_SET TASK A_.
Answer these three questions using the blog post titled "Invisible threads":
(i) What month does the story after the line of underscores begin in?
(ii) What topics did the writer talk about with her husband's grandfather?
(iii) According to the blog post, what happened on the dock?
_SET TASK B_.
For each statement, decide whether it agrees with the blog post titled "Invisible threads." Answer yes or no, and quote the words from the post that decide it.
(i) The trip to the Big City was made for a wedding.
(ii) Some of the writer's posts are kept private.
(iii) The river looked peaceful.
_SET TASK C_. Continue the blog post titled "Invisible threads," starting after its last sentence.

_PASSAGE PROVIDED_.
######

Thursday, September 22, 2011

Invisible threads

Sometimes I write blog posts in my mind, while I wash dishes or when my head is on my pillow. They're perfect in every way. Then I tuck them into the deepest part of my brain and they're gone forever.

Sometimes when I feel inspired, I take on the challenge of expressing a word or phrase as a photograph or two. I find a way to wrap some interesting and appropriate (or not) text around them.

Sometimes in the days that I seem absent from this blog, I write with free and reckless abandon from the darkest depths of my soul. For me alone. These sit here silently, never to see the light of day. They hide between the posts that are public.

Sometimes I share pieces of the chaos that makes up my days.

Sometimes I write not knowing why. These are the posts that spew forth onto the page as they will, regardless of what I do to try to control them. They're disjointed. The photos land in odd places. They jump back and forth through time like a confusing movie. They never have a satisfying ending.

_______________________________________________________

It was May.

We had gone to the Big City to bury my husband's grandfather. I had finally connected with him in just the last few years. We would talk about gardening, canning, raising chickens, how to use what was harvested. He was an incredible man, a wealth of knowledge, and so much more.

honor

Before saying goodbye to him, we took a few minutes to pay our respects to something else.

It's impossible to express the enormity of an impending event to your children, when you can't quite imagine the fullness of it yourself. The river looked peaceful but strong. The battle had already begun.

on the dock

The green all around promised that Spring had finally been delivered to us, but water was promised too. And the numbers? They were just that. Completely mind boggling.

Despite the sandbagging fury that was building in town, here by the river I felt the calm before the storm.

the edge

There were invisible threads connecting my heart to everything around me. This had been my playground. The threads ran from my heart to the trees, to the meadows where I chased butterflies, to the paths you wouldn't find unless you knew where to look, to the dock where my husband asked me to marry him.

There was already water where it didn't belong.

In a few short weeks, another local blogger would find these few words appropriate: "My city looks like a war-zone right now".

######

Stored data
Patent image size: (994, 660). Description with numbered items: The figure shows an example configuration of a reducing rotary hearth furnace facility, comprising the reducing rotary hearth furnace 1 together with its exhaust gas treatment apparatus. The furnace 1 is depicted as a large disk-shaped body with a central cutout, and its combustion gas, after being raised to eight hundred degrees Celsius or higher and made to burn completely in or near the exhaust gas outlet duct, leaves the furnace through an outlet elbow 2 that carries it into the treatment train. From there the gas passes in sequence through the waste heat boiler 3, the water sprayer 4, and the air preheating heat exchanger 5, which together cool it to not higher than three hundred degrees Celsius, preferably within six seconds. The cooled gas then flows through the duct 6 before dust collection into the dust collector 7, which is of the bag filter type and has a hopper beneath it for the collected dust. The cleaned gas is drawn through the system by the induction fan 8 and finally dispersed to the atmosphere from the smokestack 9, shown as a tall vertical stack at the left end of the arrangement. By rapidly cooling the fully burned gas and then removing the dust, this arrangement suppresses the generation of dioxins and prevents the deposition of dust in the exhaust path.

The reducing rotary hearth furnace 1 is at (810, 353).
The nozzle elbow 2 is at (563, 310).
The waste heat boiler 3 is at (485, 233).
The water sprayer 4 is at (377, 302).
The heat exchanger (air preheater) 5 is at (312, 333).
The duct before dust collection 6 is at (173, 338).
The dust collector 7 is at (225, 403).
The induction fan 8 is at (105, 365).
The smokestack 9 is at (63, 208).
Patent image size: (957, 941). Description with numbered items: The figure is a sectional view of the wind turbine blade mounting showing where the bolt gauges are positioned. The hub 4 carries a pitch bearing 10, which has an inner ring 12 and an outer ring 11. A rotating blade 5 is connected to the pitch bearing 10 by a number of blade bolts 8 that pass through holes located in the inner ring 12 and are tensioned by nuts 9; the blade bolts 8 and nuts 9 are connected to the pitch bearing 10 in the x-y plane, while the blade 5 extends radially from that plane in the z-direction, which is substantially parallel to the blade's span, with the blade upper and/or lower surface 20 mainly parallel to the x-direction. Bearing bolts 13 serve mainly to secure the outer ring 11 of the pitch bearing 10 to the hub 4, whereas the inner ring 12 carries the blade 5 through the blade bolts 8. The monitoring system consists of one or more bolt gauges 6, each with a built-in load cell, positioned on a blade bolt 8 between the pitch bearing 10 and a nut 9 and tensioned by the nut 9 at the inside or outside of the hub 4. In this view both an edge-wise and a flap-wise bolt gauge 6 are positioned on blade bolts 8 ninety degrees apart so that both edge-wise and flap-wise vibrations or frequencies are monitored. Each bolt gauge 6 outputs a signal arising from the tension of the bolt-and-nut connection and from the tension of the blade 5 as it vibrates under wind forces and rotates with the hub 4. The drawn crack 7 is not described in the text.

######

_REPLY A_.
(i) May.
(ii) Gardening, canning, raising chickens, and how to use what was harvested.
(iii) The writer's husband asked her to marry him there.

_REPLY B_.
(i) No: "We had gone to the Big City to bury my husband's grandfather."
(ii) Yes: "These sit here silently, never to see the light of day."
(iii) Yes: "The river looked peaceful but strong."

_REPLY C_.
But it wasn't just the big river causing trouble in our state.

Mid-June, a friend posted this on facebook: "As we watch round-the-clock coverage from the Minot tv station, we are thinking and praying for everyone there who is facing flood waters that are nearly unimaginable."

By that afternoon, she posted this: "When I evacuated from Fargo with a 5 wk. old and 2 yr old, I left (husband) there knowing he and others were staying with confidence of holding back the water. I can't imagine leaving knowing that there was no way to hold it back....we wish there was more to do to help in Minot right now."

I feel guilty. I complained when our roads weren't worthy to be called roads. I complained about our early Spring puddles and our mud.

wet


I complained about our soggy basement.

cleaning up

Often the only way I manage to keep myself together is by repeating that things could always be worse. Always. We are blessed. Always. I tell myself this over and over.

Puddles. That's what we dealt with here at our place. Inconvenient. Laughable.

We stood at the edge of the river three weeks ago, again. Blinking in the harsh mid-day sun, it was hard to believe what my eyes told me was real. The water had been fast and powerful.

Compare with the third photo above:
looking north

The entire shore had been changed. Huge chunks of land had been eaten away.

looking south

Even more bizarre, the road and parking lot had been plowed of sand. At first glance the gigantic heaps looked like out of season snow piles. In the heat of the day, part of me couldn't help but wonder why they weren't melting.

sand dunes

But what we saw here was nothing.

Along the river elsewhere, homes were destroyed.

Roads disappeared.

road gone

No one alive can remember this amount of water across our state. But after two and a half years, too much water is starting to feel normal.

My children draw pictures of sump pumps. They decorate their lilac play-house with discarded (stolen) bits of plumbing from our attempts at moving too much water. They ride their bikes through a freshly dug drainage trench at the edge of their backyard. They wear rain boots that are nowhere near tall enough for the puddles they romp through in Spring.

I can't help but wonder about the invisible threads that will connect the children of these wet years to their own childhood. How will they see their world? What stories will they tell when they're old?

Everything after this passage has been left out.